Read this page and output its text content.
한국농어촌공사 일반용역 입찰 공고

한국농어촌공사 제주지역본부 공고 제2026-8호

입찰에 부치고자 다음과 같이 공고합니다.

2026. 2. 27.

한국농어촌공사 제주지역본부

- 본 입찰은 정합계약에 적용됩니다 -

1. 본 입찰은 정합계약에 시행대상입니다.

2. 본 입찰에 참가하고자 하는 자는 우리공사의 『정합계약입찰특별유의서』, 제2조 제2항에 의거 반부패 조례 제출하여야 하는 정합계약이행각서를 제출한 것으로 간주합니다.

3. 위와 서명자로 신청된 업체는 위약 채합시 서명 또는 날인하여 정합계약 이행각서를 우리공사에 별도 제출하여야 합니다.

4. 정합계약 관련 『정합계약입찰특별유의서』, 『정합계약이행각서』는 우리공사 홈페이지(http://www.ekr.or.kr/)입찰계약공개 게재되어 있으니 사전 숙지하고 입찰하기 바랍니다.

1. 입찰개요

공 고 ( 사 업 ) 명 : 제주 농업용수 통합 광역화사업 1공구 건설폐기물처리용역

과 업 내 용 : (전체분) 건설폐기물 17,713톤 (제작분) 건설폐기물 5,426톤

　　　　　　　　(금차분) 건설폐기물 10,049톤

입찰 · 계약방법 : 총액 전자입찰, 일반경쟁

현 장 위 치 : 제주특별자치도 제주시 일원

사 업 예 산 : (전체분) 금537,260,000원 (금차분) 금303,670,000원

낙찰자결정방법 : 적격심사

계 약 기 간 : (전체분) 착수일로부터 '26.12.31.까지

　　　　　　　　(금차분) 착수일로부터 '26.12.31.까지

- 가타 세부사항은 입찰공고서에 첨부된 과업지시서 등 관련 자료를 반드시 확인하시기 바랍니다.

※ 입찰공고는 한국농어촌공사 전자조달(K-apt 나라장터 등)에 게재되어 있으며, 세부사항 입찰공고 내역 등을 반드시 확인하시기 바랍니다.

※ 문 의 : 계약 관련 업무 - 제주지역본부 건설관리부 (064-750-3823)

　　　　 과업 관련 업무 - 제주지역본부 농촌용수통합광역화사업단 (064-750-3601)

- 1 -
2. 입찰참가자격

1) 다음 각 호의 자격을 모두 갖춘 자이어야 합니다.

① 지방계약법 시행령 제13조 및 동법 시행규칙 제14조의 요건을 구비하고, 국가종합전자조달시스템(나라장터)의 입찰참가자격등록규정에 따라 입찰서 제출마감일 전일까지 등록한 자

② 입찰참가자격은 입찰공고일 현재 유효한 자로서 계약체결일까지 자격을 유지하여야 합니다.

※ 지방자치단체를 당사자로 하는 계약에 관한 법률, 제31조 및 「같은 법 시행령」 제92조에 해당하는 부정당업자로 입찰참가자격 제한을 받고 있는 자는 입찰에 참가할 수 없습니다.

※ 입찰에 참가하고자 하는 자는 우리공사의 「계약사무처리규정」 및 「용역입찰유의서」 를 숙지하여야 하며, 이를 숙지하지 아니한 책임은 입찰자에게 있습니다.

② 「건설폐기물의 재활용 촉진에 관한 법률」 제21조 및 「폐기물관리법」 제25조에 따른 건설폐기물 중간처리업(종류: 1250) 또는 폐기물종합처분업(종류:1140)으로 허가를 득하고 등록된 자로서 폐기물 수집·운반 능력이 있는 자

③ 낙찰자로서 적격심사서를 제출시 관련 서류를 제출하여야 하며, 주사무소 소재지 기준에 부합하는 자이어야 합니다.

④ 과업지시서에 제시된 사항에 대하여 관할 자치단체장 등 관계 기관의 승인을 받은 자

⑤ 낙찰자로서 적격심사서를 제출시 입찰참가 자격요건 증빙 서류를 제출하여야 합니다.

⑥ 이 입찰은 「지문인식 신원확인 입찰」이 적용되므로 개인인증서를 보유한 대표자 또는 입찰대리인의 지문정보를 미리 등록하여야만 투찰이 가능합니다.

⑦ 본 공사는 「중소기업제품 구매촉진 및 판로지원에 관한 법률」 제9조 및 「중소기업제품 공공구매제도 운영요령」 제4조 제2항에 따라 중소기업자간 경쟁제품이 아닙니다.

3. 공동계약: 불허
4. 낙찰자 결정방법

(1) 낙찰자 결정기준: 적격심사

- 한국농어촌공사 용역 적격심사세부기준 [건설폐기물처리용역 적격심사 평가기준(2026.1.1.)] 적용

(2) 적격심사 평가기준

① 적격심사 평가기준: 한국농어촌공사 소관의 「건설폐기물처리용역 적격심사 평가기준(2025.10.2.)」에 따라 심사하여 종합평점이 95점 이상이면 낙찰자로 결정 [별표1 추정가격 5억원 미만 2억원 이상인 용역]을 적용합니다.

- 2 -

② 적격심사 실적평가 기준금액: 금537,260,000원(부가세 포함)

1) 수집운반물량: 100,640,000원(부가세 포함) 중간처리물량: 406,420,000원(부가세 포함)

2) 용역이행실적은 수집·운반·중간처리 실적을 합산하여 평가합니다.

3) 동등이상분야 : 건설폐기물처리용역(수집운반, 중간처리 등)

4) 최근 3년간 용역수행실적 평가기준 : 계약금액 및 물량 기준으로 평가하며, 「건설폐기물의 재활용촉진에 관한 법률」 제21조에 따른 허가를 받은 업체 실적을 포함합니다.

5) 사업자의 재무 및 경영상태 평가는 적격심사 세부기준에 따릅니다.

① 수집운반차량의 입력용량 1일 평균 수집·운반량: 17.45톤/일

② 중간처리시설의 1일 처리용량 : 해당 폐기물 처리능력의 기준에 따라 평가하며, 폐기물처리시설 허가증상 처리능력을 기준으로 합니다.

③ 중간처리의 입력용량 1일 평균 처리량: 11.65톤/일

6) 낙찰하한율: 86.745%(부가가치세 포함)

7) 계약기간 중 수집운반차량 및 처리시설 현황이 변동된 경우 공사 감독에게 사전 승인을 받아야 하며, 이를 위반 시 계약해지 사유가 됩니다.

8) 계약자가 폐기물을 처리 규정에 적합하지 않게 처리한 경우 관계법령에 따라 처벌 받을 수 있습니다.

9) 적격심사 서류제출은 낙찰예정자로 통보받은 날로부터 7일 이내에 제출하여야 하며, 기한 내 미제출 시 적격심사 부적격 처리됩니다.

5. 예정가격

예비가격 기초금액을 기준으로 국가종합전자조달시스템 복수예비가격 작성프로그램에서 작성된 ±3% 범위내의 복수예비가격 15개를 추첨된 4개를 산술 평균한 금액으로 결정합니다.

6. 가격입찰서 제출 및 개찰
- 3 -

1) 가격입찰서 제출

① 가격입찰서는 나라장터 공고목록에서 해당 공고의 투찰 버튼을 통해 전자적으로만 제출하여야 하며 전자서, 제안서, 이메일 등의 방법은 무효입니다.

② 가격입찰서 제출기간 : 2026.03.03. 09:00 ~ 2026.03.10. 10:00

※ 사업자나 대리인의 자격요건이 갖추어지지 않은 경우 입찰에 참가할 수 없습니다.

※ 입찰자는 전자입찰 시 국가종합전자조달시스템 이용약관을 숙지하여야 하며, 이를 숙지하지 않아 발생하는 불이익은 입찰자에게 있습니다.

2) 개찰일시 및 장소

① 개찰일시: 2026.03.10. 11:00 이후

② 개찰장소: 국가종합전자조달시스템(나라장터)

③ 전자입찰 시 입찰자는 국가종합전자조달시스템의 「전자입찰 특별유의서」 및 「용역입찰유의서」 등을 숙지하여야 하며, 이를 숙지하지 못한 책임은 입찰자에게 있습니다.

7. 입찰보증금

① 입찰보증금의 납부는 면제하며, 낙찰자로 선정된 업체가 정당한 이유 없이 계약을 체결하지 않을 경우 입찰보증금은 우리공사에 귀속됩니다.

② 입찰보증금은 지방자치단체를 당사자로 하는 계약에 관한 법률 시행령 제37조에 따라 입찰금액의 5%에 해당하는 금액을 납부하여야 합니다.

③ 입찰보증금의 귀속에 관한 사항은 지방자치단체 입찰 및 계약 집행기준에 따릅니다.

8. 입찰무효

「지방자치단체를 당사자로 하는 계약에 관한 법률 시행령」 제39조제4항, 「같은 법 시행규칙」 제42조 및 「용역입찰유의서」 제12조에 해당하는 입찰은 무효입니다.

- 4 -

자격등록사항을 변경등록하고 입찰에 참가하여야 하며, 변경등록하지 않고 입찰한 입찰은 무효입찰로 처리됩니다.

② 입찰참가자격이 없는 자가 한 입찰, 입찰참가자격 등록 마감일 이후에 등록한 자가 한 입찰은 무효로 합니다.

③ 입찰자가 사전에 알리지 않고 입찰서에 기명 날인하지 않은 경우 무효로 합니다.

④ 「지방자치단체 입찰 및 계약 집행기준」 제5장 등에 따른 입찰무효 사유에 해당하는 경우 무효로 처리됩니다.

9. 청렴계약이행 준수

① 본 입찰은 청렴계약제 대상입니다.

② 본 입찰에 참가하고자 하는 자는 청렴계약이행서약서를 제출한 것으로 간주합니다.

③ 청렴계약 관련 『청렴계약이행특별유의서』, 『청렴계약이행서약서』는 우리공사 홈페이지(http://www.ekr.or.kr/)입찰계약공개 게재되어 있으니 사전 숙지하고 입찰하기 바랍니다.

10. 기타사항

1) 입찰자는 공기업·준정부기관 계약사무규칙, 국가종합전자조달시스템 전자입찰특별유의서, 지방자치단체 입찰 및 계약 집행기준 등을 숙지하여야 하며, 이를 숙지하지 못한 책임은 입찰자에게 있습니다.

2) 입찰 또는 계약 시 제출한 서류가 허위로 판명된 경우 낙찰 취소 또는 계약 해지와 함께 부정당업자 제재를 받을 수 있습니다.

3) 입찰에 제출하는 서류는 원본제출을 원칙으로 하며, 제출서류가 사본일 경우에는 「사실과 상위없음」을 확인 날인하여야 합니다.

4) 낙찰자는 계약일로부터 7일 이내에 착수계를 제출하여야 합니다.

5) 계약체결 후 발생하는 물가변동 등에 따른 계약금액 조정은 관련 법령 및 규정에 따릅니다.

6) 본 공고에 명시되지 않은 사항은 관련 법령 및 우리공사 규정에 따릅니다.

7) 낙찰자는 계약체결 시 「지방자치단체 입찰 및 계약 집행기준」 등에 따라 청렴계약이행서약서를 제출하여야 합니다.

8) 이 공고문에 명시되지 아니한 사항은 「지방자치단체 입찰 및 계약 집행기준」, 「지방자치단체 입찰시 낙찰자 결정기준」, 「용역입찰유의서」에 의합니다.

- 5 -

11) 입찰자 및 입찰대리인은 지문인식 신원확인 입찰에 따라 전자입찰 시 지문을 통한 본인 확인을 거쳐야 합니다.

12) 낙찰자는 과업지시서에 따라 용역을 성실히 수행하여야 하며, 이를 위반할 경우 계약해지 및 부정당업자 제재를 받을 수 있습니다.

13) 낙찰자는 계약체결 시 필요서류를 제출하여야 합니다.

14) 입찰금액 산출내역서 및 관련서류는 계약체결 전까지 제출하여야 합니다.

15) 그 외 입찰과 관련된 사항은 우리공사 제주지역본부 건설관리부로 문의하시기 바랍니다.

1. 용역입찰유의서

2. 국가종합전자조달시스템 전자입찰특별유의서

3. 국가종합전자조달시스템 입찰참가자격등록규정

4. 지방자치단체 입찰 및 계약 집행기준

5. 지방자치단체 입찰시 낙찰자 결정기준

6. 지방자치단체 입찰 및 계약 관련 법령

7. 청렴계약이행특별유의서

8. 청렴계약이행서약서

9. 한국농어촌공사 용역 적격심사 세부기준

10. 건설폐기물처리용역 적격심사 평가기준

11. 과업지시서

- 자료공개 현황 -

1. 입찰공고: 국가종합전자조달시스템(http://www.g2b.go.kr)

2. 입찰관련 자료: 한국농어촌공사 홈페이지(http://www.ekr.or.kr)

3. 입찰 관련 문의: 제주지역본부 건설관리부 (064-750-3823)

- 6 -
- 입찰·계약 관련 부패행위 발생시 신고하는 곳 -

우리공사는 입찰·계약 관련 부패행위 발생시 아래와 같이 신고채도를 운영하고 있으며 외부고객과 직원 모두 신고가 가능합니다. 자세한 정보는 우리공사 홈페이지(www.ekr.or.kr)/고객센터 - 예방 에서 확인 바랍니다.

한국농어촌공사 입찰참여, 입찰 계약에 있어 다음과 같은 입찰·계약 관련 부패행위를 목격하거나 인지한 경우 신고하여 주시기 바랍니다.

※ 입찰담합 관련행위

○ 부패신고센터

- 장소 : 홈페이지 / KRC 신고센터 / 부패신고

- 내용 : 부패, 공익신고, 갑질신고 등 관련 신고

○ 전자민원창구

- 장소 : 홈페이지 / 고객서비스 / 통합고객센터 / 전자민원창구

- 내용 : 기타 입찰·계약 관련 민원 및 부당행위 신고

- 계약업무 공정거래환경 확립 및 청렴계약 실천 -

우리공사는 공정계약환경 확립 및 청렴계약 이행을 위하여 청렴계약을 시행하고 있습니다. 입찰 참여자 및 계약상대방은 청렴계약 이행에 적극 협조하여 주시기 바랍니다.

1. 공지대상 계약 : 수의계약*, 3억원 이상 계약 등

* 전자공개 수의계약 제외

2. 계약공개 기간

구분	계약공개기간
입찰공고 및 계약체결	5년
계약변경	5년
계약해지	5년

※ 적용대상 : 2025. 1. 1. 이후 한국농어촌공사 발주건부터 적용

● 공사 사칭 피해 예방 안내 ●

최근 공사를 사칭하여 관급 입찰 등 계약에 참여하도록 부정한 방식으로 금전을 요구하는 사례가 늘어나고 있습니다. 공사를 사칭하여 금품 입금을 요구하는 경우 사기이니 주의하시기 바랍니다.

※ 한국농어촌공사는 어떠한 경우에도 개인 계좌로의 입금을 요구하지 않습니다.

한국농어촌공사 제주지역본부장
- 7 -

---

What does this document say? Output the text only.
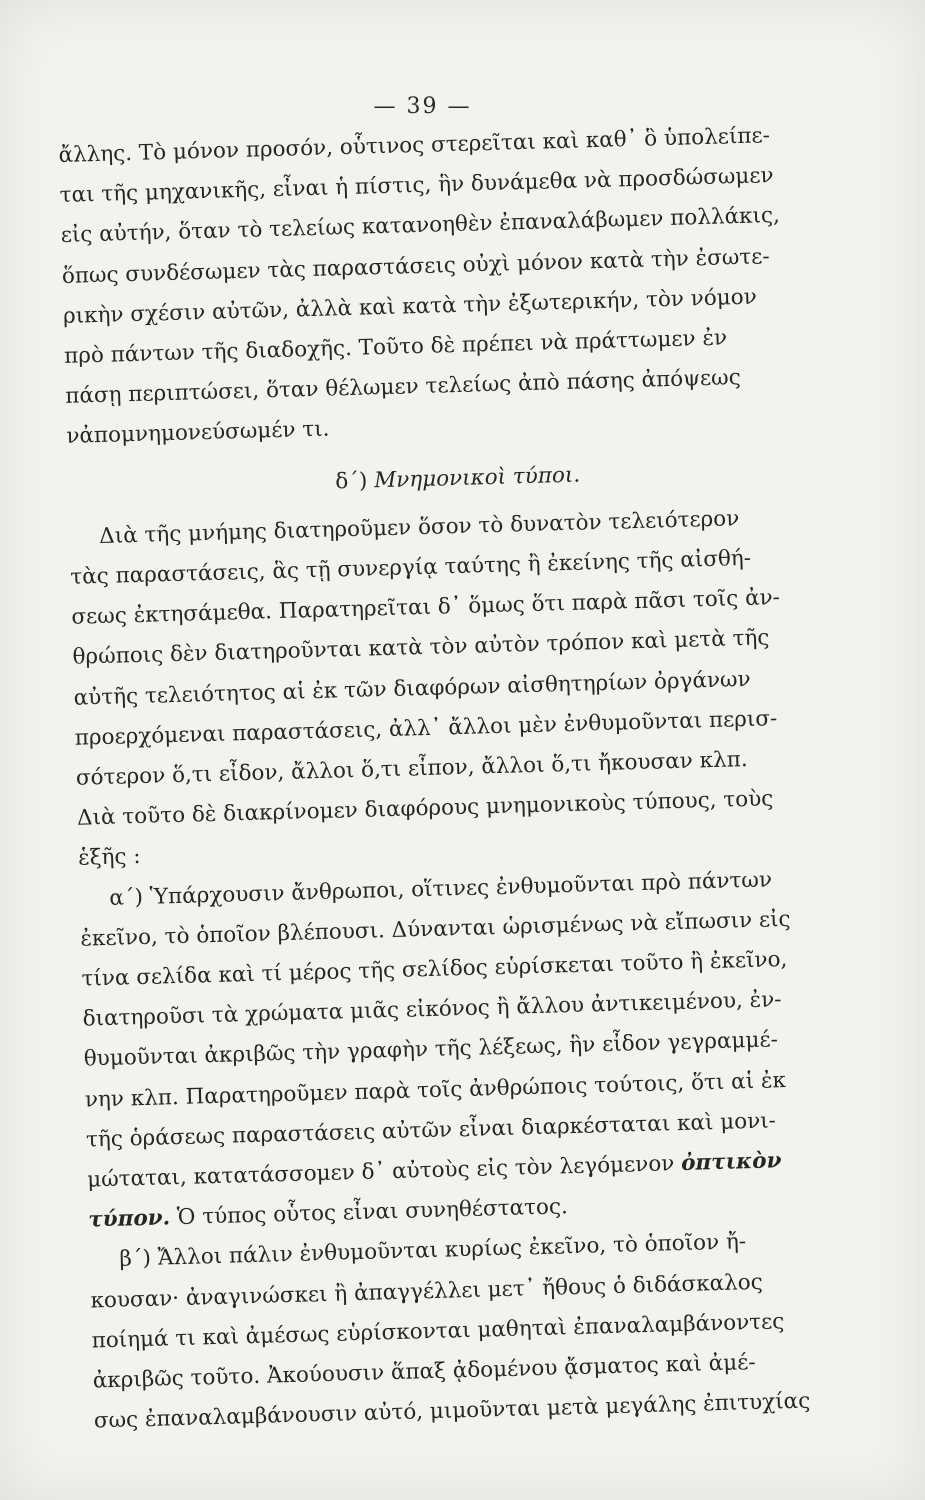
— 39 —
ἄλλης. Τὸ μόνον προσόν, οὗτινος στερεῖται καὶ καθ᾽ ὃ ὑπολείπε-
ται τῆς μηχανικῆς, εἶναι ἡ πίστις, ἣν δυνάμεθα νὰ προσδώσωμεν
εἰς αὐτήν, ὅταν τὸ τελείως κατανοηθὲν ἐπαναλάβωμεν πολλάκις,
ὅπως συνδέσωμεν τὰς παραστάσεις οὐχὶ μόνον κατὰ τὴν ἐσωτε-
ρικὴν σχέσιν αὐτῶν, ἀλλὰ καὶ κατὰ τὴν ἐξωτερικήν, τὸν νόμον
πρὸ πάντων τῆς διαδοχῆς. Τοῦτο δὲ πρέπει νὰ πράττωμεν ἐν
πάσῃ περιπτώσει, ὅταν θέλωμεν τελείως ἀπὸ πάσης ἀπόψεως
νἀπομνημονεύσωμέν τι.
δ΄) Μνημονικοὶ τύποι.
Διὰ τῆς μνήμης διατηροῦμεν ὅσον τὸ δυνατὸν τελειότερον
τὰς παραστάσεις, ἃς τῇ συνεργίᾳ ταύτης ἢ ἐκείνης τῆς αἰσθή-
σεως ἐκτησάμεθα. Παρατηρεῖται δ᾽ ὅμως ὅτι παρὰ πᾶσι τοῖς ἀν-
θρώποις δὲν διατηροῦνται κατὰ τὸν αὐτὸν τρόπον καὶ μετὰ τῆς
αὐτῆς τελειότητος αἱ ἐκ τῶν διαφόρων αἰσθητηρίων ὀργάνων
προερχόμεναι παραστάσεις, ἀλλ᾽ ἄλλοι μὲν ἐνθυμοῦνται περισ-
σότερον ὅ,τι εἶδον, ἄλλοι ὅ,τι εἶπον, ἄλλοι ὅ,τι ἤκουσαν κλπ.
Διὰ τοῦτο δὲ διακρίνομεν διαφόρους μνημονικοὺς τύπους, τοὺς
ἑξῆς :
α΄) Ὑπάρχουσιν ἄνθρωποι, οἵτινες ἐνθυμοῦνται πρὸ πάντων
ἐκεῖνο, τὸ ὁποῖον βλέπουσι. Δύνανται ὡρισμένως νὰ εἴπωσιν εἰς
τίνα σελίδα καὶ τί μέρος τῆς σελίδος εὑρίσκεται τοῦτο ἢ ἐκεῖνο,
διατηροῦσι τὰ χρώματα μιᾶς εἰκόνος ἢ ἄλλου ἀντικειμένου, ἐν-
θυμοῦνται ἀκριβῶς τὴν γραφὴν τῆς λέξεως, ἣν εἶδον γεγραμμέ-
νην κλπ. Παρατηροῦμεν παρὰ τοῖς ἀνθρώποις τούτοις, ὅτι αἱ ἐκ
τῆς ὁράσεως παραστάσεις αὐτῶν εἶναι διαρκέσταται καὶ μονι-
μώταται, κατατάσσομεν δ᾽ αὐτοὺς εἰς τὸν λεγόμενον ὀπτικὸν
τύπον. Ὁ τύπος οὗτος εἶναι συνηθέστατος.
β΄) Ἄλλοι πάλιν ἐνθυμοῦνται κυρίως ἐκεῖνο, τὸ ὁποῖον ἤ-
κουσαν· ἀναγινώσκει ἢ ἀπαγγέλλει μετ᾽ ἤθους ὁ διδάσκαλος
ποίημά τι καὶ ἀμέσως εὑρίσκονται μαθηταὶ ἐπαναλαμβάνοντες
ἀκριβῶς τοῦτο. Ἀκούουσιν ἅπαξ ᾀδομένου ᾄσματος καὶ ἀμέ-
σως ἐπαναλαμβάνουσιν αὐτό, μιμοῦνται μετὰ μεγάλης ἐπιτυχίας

-- Task --
Tally up the lines in the records that contain the word "정합계약에" and give only the total.

-- Written response --
2